━━━━━ Record list ━━━━━
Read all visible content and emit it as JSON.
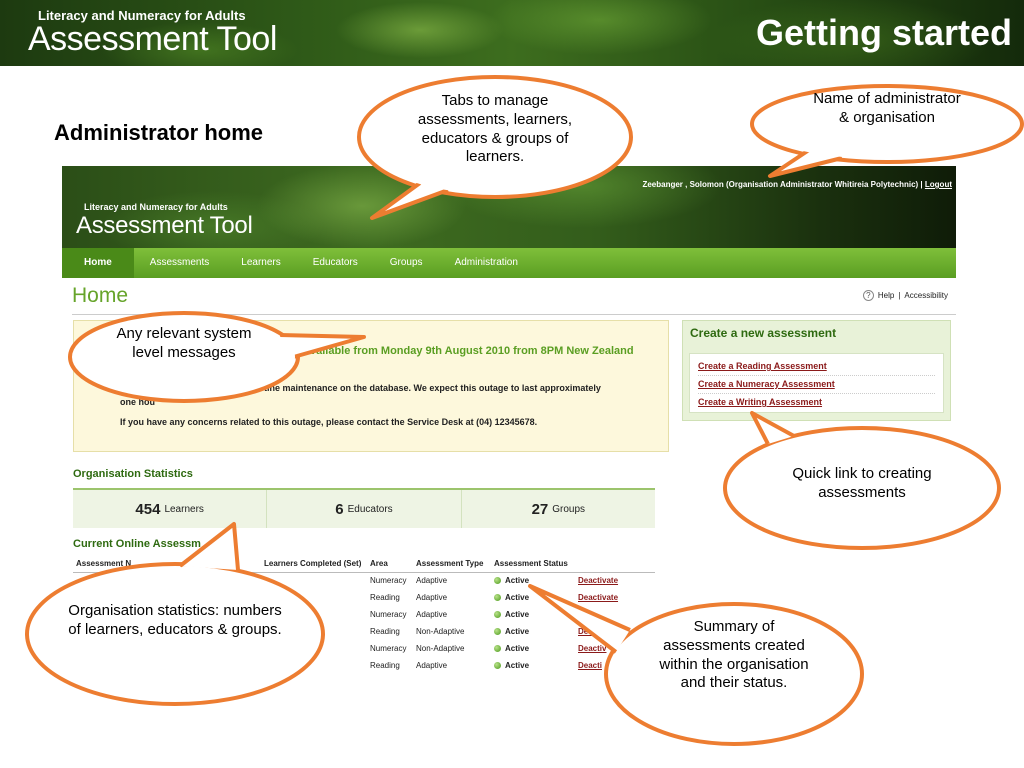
{
  "slide": {
    "banner_logo_small": "Literacy and Numeracy for Adults",
    "banner_logo_large": "Assessment Tool",
    "title": "Getting started",
    "heading": "Administrator home"
  },
  "app": {
    "logo_small": "Literacy and Numeracy for Adults",
    "logo_large": "Assessment Tool",
    "user_info": "Zeebanger , Solomon (Organisation Administrator Whitireia Polytechnic) |",
    "logout_label": "Logout",
    "nav": [
      "Home",
      "Assessments",
      "Learners",
      "Educators",
      "Groups",
      "Administration"
    ],
    "page_title": "Home",
    "help_label": "Help",
    "accessibility_label": "Accessibility",
    "message": {
      "headline_fragment": "vailable from Monday 9th August 2010 from 8PM New Zealand",
      "line1_fragment": "tine maintenance on the database. We expect this outage to last approximately",
      "line2_fragment": "one hou",
      "line3": "If you have any concerns related to this outage, please contact the Service Desk at (04) 12345678."
    },
    "create_panel": {
      "heading": "Create a new assessment",
      "links": [
        "Create a Reading Assessment",
        "Create a Numeracy Assessment",
        "Create a Writing Assessment"
      ]
    },
    "stats": {
      "heading": "Organisation Statistics",
      "items": [
        {
          "value": "454",
          "label": "Learners"
        },
        {
          "value": "6",
          "label": "Educators"
        },
        {
          "value": "27",
          "label": "Groups"
        }
      ]
    },
    "online": {
      "heading": "Current Online Assessm",
      "columns": [
        "Assessment N",
        "Learners Completed (Set)",
        "Area",
        "Assessment Type",
        "Assessment Status",
        ""
      ],
      "rows": [
        {
          "name": "",
          "completed": "",
          "area": "Numeracy",
          "type": "Adaptive",
          "status": "Active",
          "action": "Deactivate"
        },
        {
          "name": "",
          "completed": "",
          "area": "Reading",
          "type": "Adaptive",
          "status": "Active",
          "action": "Deactivate"
        },
        {
          "name": "",
          "completed": "",
          "area": "Numeracy",
          "type": "Adaptive",
          "status": "Active",
          "action": ""
        },
        {
          "name": "",
          "completed": "",
          "area": "Reading",
          "type": "Non-Adaptive",
          "status": "Active",
          "action": "Deacti"
        },
        {
          "name": "",
          "completed": "",
          "area": "Numeracy",
          "type": "Non-Adaptive",
          "status": "Active",
          "action": "Deactiv"
        },
        {
          "name": "",
          "completed": "",
          "area": "Reading",
          "type": "Adaptive",
          "status": "Active",
          "action": "Deacti"
        }
      ]
    }
  },
  "callouts": {
    "tabs": "Tabs to manage assessments, learners, educators & groups of learners.",
    "admin": "Name of administrator & organisation",
    "messages": "Any relevant system level messages",
    "quicklink": "Quick link to creating assessments",
    "stats": "Organisation statistics: numbers of learners, educators & groups.",
    "summary": "Summary of assessments created within the organisation and their status."
  },
  "colors": {
    "callout_border": "#ed7d31",
    "nav_green": "#6aad2c",
    "heading_green": "#2e6a10",
    "link_red": "#8b1a1a"
  }
}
━━━━━
• Work required: Exactly reproduce the entries above, minus the pictures.

• Task solution:
Read all visible content and emit it as JSON.
{
  "slide": {
    "banner_logo_small": "Literacy and Numeracy for Adults",
    "banner_logo_large": "Assessment Tool",
    "title": "Getting started",
    "heading": "Administrator home"
  },
  "app": {
    "logo_small": "Literacy and Numeracy for Adults",
    "logo_large": "Assessment Tool",
    "user_info": "Zeebanger , Solomon (Organisation Administrator Whitireia Polytechnic) |",
    "logout_label": "Logout",
    "nav": [
      "Home",
      "Assessments",
      "Learners",
      "Educators",
      "Groups",
      "Administration"
    ],
    "page_title": "Home",
    "help_label": "Help",
    "accessibility_label": "Accessibility",
    "message": {
      "headline_fragment": "vailable from Monday 9th August 2010 from 8PM New Zealand",
      "line1_fragment": "tine maintenance on the database. We expect this outage to last approximately",
      "line2_fragment": "one hou",
      "line3": "If you have any concerns related to this outage, please contact the Service Desk at (04) 12345678."
    },
    "create_panel": {
      "heading": "Create a new assessment",
      "links": [
        "Create a Reading Assessment",
        "Create a Numeracy Assessment",
        "Create a Writing Assessment"
      ]
    },
    "stats": {
      "heading": "Organisation Statistics",
      "items": [
        {
          "value": "454",
          "label": "Learners"
        },
        {
          "value": "6",
          "label": "Educators"
        },
        {
          "value": "27",
          "label": "Groups"
        }
      ]
    },
    "online": {
      "heading": "Current Online Assessm",
      "columns": [
        "Assessment N",
        "Learners Completed (Set)",
        "Area",
        "Assessment Type",
        "Assessment Status",
        ""
      ],
      "rows": [
        {
          "name": "",
          "completed": "",
          "area": "Numeracy",
          "type": "Adaptive",
          "status": "Active",
          "action": "Deactivate"
        },
        {
          "name": "",
          "completed": "",
          "area": "Reading",
          "type": "Adaptive",
          "status": "Active",
          "action": "Deactivate"
        },
        {
          "name": "",
          "completed": "",
          "area": "Numeracy",
          "type": "Adaptive",
          "status": "Active",
          "action": ""
        },
        {
          "name": "",
          "completed": "",
          "area": "Reading",
          "type": "Non-Adaptive",
          "status": "Active",
          "action": "Deacti"
        },
        {
          "name": "",
          "completed": "",
          "area": "Numeracy",
          "type": "Non-Adaptive",
          "status": "Active",
          "action": "Deactiv"
        },
        {
          "name": "",
          "completed": "",
          "area": "Reading",
          "type": "Adaptive",
          "status": "Active",
          "action": "Deacti"
        }
      ]
    }
  },
  "callouts": {
    "tabs": "Tabs to manage assessments, learners, educators & groups of learners.",
    "admin": "Name of administrator & organisation",
    "messages": "Any relevant system level messages",
    "quicklink": "Quick link to creating assessments",
    "stats": "Organisation statistics: numbers of learners, educators & groups.",
    "summary": "Summary of assessments created within the organisation and their status."
  },
  "colors": {
    "callout_border": "#ed7d31",
    "nav_green": "#6aad2c",
    "heading_green": "#2e6a10",
    "link_red": "#8b1a1a"
  }
}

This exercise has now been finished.